### WHAT YOU HAVE TO DO
Starting at the line that contains "Parse this screenshot: output", quote every line through the end of the entries, word for word, skipping the pictures.

Dataset items:
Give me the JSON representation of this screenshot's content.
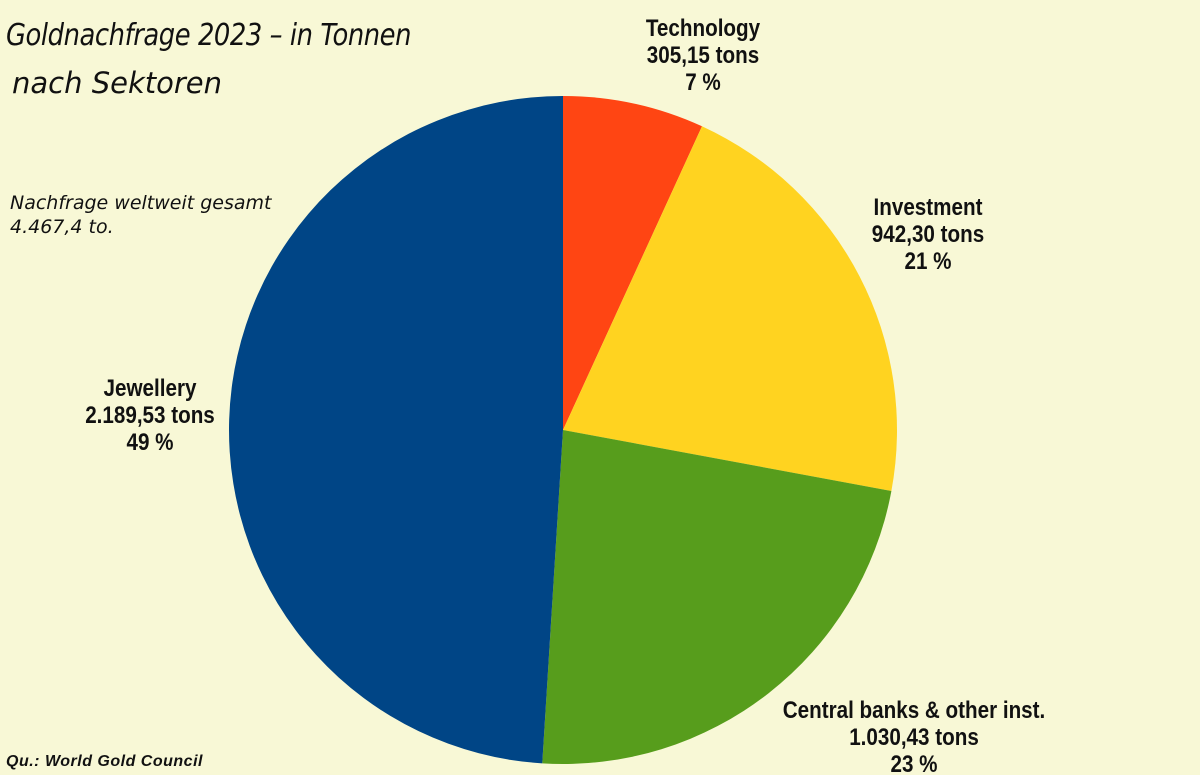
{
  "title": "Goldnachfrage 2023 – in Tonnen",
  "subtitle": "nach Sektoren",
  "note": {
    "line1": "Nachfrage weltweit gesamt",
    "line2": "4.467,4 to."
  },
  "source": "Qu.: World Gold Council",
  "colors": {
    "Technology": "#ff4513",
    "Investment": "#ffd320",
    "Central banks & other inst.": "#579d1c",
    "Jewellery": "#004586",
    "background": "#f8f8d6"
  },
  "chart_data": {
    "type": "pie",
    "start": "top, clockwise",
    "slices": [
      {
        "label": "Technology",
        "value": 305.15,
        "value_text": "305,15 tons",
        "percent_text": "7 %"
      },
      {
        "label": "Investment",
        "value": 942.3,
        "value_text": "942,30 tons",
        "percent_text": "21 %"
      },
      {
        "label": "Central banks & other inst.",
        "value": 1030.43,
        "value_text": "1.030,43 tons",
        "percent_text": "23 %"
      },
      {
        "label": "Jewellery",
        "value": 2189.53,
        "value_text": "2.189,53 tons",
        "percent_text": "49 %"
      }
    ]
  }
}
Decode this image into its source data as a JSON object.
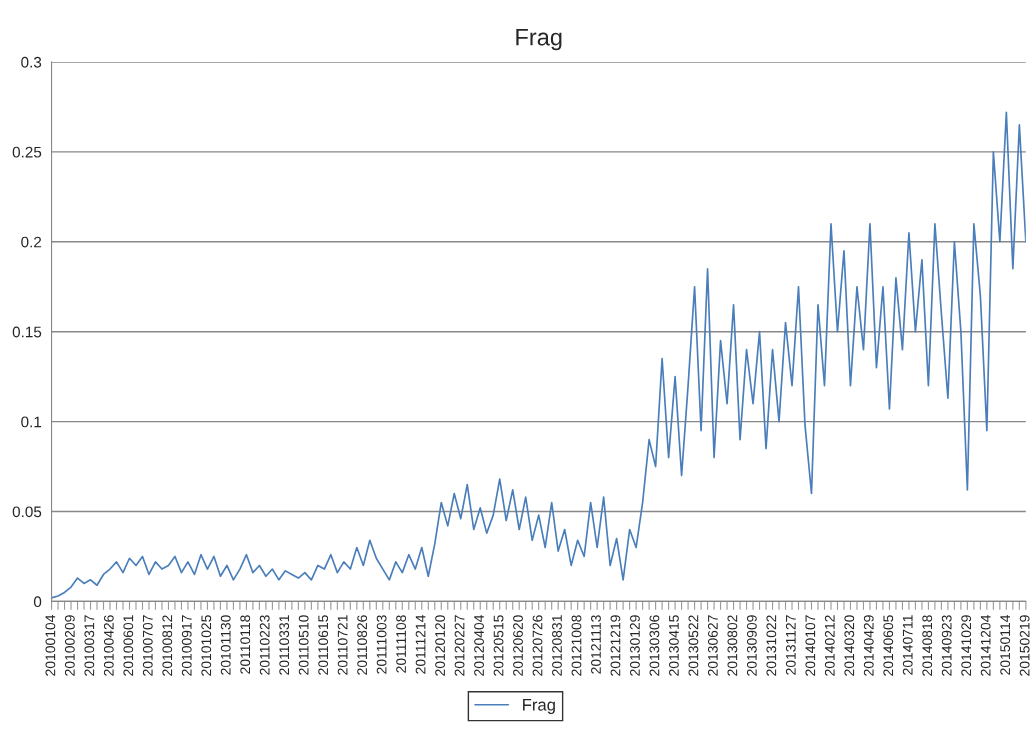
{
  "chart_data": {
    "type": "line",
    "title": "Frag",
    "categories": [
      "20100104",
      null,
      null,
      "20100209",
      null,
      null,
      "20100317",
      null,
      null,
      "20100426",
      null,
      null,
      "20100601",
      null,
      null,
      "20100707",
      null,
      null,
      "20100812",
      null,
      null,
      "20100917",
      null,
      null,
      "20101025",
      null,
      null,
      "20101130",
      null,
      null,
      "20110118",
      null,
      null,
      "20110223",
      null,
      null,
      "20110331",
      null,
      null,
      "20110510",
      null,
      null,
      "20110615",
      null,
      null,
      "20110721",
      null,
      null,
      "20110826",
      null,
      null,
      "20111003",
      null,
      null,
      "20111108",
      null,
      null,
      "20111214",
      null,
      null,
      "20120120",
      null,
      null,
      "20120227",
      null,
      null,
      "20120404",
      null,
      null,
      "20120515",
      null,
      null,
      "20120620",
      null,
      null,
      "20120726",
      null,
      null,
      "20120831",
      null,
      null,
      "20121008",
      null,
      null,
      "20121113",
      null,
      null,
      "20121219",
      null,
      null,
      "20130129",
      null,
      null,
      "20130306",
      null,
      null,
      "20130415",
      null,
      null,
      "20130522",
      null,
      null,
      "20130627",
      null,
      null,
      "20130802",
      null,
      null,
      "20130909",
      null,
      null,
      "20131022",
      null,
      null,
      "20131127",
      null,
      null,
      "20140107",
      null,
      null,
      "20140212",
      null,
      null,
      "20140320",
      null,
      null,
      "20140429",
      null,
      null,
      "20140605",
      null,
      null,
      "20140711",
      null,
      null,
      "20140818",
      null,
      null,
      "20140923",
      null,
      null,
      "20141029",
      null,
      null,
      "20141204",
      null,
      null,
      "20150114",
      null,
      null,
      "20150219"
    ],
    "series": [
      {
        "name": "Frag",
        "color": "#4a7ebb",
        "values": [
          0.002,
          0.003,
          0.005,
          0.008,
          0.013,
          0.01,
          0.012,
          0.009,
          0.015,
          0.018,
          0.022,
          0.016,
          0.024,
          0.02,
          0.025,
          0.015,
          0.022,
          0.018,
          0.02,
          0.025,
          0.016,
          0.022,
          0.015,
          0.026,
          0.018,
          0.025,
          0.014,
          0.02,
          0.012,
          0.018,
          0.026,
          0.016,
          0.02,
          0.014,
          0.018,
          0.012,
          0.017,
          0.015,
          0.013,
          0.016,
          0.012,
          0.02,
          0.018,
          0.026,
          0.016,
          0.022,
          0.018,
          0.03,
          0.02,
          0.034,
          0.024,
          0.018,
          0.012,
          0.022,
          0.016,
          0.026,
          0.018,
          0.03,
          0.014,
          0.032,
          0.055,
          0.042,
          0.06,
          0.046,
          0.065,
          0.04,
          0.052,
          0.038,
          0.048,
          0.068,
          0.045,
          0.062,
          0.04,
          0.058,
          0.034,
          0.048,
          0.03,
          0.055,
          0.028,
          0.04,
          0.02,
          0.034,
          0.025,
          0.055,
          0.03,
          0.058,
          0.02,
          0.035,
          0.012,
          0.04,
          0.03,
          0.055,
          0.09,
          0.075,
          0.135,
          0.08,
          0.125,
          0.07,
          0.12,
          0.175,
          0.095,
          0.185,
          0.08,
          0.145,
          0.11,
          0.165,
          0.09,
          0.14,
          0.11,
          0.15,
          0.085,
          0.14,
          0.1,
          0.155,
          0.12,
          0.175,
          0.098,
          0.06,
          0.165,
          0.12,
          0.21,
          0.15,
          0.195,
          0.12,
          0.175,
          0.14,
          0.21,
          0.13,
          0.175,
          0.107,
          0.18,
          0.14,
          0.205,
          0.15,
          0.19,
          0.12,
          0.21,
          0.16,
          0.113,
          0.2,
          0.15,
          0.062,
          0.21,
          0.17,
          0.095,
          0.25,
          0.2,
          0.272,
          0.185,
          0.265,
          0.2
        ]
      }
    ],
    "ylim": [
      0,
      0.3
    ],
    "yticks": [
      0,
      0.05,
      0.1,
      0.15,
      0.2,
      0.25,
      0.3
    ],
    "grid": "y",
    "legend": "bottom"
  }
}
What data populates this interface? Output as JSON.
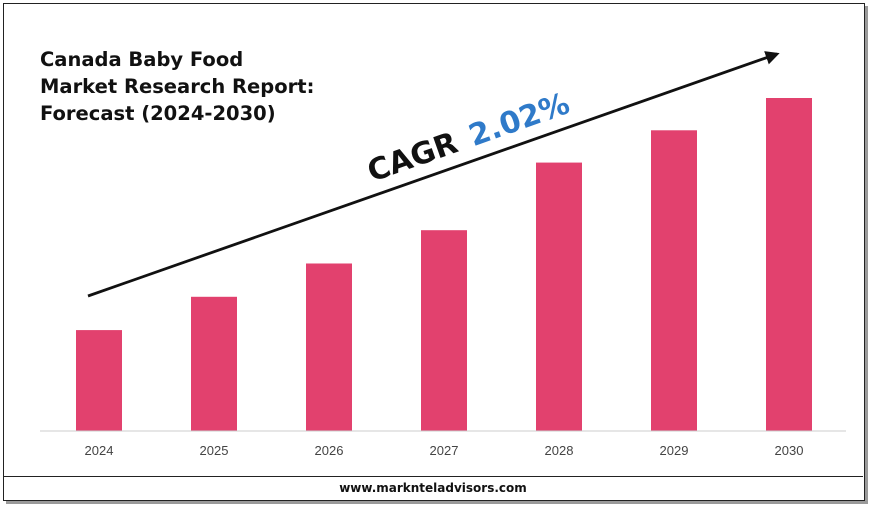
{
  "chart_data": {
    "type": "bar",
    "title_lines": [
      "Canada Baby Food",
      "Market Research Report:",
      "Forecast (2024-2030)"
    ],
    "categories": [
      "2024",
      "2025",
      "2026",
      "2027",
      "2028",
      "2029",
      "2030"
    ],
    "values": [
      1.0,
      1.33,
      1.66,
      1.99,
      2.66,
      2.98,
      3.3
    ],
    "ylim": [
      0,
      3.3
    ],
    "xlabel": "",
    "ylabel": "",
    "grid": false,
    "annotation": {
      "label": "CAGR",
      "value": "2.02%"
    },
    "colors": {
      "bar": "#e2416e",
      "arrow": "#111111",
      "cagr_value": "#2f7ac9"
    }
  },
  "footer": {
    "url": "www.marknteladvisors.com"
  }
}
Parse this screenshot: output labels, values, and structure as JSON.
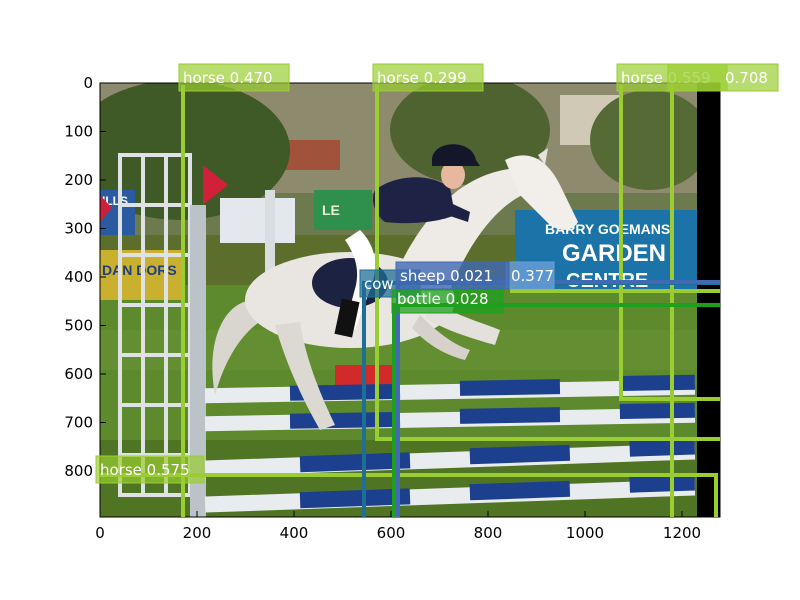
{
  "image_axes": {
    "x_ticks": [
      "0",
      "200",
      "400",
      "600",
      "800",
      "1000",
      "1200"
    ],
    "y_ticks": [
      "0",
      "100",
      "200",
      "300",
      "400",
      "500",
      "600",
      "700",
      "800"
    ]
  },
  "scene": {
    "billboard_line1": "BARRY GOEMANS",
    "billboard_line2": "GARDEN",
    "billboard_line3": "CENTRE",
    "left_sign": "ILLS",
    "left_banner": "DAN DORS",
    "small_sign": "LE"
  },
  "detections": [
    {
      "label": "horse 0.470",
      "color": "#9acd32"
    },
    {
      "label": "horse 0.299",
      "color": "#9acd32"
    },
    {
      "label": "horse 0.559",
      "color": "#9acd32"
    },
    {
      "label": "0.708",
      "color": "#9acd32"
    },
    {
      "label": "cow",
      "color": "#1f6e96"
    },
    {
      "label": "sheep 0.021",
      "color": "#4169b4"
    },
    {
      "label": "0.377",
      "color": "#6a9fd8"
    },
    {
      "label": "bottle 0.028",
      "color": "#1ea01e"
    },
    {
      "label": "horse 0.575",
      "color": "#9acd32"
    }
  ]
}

### FULL SOLUTION
Parse this screenshot: output labels, values, and structure as JSON.
{
  "image_axes": {
    "x_ticks": [
      "0",
      "200",
      "400",
      "600",
      "800",
      "1000",
      "1200"
    ],
    "y_ticks": [
      "0",
      "100",
      "200",
      "300",
      "400",
      "500",
      "600",
      "700",
      "800"
    ]
  },
  "scene": {
    "billboard_line1": "BARRY GOEMANS",
    "billboard_line2": "GARDEN",
    "billboard_line3": "CENTRE",
    "left_sign": "ILLS",
    "left_banner": "DAN DORS",
    "small_sign": "LE"
  },
  "detections": [
    {
      "label": "horse 0.470",
      "color": "#9acd32"
    },
    {
      "label": "horse 0.299",
      "color": "#9acd32"
    },
    {
      "label": "horse 0.559",
      "color": "#9acd32"
    },
    {
      "label": "0.708",
      "color": "#9acd32"
    },
    {
      "label": "cow",
      "color": "#1f6e96"
    },
    {
      "label": "sheep 0.021",
      "color": "#4169b4"
    },
    {
      "label": "0.377",
      "color": "#6a9fd8"
    },
    {
      "label": "bottle 0.028",
      "color": "#1ea01e"
    },
    {
      "label": "horse 0.575",
      "color": "#9acd32"
    }
  ]
}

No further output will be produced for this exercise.